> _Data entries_
※

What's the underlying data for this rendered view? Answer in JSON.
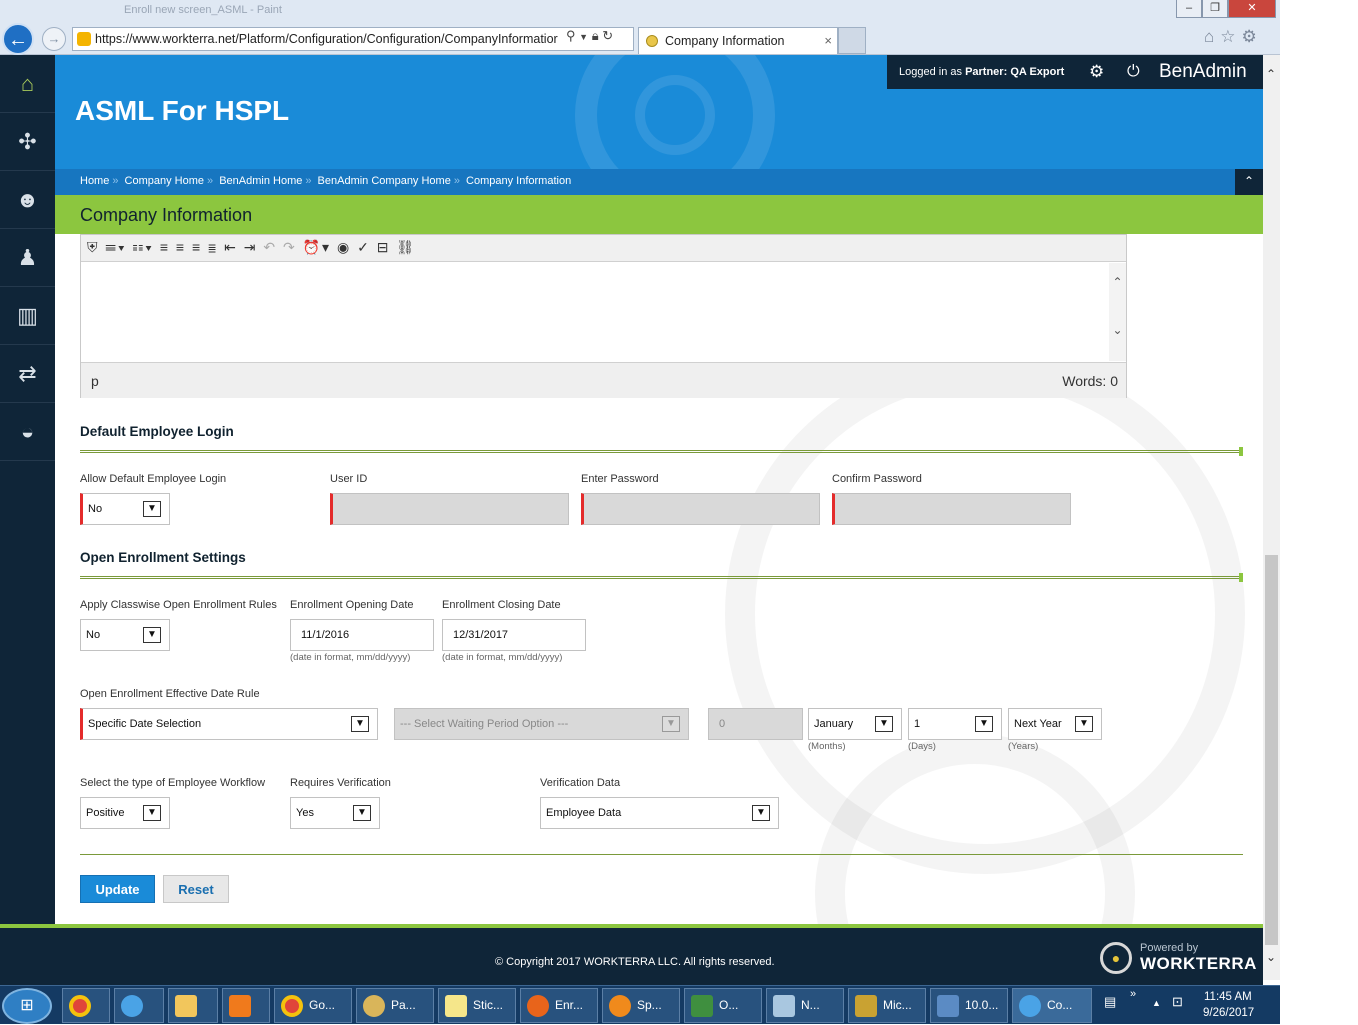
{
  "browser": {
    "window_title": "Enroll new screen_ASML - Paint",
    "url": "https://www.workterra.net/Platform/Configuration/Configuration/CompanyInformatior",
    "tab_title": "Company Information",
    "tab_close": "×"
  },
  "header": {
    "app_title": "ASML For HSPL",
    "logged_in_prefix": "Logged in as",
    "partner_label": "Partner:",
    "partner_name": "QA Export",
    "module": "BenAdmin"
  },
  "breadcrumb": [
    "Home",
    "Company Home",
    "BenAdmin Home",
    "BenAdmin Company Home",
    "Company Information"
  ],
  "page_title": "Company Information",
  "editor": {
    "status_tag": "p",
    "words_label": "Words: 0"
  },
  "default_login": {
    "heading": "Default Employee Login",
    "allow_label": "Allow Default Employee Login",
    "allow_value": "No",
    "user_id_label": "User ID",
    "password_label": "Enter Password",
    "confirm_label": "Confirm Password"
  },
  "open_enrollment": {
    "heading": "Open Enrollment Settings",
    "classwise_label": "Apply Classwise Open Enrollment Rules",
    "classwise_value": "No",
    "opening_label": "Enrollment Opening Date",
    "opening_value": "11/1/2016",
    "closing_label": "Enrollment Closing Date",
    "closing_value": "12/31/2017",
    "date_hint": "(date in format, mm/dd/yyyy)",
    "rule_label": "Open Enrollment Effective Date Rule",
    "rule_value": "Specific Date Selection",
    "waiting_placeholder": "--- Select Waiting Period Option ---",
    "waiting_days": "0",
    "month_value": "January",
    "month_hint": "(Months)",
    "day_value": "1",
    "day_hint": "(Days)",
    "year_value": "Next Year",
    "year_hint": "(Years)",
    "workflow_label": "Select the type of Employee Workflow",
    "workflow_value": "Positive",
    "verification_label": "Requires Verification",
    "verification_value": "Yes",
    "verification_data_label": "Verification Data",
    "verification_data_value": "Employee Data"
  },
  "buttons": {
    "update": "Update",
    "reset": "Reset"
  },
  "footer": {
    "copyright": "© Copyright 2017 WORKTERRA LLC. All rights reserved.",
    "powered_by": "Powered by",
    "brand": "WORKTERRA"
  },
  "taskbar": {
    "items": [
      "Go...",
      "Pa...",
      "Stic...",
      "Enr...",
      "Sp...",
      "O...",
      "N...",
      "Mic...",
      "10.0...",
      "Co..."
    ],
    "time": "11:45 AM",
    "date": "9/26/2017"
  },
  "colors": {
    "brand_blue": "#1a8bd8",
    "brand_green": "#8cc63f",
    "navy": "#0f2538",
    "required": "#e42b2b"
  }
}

※

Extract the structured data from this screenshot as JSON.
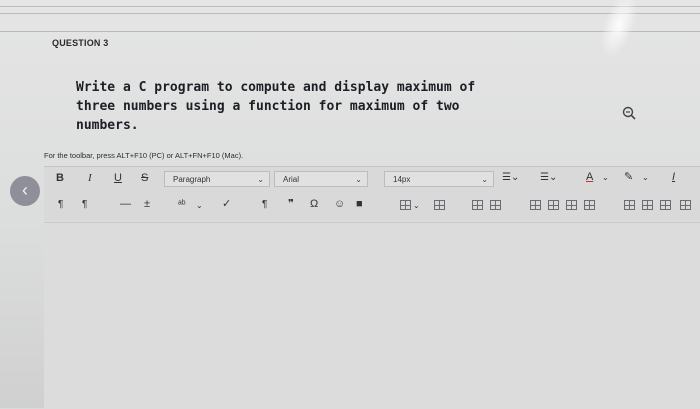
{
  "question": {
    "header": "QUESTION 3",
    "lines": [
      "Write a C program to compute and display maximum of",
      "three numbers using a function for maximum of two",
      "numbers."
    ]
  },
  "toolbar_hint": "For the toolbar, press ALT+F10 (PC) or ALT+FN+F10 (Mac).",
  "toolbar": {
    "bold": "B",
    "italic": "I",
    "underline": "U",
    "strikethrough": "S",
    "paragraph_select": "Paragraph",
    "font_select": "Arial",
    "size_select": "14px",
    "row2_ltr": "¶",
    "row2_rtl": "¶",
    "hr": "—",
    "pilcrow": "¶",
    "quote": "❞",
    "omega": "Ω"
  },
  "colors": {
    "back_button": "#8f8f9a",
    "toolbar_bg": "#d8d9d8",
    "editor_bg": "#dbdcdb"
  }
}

※

> _Task details_
Show every line that contains the word "BenAdmin".

> _Exercise answer_
    "module": "BenAdmin"
    "BenAdmin Home",
    "BenAdmin Company Home",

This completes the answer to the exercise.